Given exercise. Collect all the lines that mention the word "about".
• • • • • • •
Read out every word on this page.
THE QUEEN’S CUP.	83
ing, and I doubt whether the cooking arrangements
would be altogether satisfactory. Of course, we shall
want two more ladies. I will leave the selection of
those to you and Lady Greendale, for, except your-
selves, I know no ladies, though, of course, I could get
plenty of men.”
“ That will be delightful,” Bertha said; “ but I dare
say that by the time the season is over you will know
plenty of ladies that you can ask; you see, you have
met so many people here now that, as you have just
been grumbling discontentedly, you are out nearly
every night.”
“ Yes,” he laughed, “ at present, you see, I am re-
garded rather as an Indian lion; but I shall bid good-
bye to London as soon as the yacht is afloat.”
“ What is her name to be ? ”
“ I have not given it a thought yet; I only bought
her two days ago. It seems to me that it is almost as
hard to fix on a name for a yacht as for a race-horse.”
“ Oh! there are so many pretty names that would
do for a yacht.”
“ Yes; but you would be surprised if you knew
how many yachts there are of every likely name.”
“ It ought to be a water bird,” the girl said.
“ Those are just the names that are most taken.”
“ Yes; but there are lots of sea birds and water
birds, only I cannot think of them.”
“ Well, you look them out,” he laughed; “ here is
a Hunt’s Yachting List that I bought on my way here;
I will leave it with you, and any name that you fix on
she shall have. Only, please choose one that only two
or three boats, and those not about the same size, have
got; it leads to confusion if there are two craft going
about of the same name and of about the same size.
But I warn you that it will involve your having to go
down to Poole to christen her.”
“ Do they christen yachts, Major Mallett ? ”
• • • • • • •
Written answer.
or three boats, and those not about the same size, have
about of the same name and of about the same size.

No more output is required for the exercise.